TASK TO COMPLETE: Find each line with the word "this" and copy it.
== DATA FOR PROCESSING
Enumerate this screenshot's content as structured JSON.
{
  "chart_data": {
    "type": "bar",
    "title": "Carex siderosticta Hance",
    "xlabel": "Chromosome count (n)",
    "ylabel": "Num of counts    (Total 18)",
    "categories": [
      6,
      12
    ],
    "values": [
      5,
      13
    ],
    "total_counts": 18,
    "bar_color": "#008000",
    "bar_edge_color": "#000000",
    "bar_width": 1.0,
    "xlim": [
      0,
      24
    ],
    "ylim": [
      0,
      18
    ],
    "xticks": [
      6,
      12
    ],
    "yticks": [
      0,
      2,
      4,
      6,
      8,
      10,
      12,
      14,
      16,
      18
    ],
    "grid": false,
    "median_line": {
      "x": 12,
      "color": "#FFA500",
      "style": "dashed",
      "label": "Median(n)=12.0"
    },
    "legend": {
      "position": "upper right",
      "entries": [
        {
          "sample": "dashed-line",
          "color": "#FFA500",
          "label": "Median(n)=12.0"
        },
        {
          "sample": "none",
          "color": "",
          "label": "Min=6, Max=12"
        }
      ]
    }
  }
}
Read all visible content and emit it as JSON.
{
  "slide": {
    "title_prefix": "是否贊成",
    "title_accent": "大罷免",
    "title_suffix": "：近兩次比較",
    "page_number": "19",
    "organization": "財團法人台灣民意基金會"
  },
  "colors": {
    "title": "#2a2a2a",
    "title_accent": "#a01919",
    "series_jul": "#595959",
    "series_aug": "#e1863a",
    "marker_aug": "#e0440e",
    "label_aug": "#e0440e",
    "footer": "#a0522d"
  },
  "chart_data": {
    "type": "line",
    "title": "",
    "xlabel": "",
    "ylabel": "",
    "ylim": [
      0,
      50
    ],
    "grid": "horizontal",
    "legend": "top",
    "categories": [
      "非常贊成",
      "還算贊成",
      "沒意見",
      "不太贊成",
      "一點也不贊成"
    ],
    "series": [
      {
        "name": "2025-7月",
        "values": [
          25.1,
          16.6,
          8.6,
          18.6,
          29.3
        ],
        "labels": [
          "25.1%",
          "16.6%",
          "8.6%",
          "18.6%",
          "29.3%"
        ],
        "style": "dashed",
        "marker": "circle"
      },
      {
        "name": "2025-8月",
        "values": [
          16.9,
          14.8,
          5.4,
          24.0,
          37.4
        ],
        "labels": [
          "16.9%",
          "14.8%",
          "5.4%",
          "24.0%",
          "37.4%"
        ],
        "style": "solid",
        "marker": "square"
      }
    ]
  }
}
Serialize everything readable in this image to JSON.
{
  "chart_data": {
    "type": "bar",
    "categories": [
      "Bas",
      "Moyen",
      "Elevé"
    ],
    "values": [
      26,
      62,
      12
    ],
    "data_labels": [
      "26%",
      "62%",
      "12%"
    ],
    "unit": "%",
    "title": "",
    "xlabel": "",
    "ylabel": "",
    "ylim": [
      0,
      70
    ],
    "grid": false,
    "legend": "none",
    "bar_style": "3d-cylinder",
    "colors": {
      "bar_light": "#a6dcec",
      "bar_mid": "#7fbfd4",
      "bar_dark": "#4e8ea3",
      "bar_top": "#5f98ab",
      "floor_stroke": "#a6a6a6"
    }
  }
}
====
FINAL ANSWER:
Enumerate this screenshot's content as structured JSON.
Serialize everything readable in this image to JSON.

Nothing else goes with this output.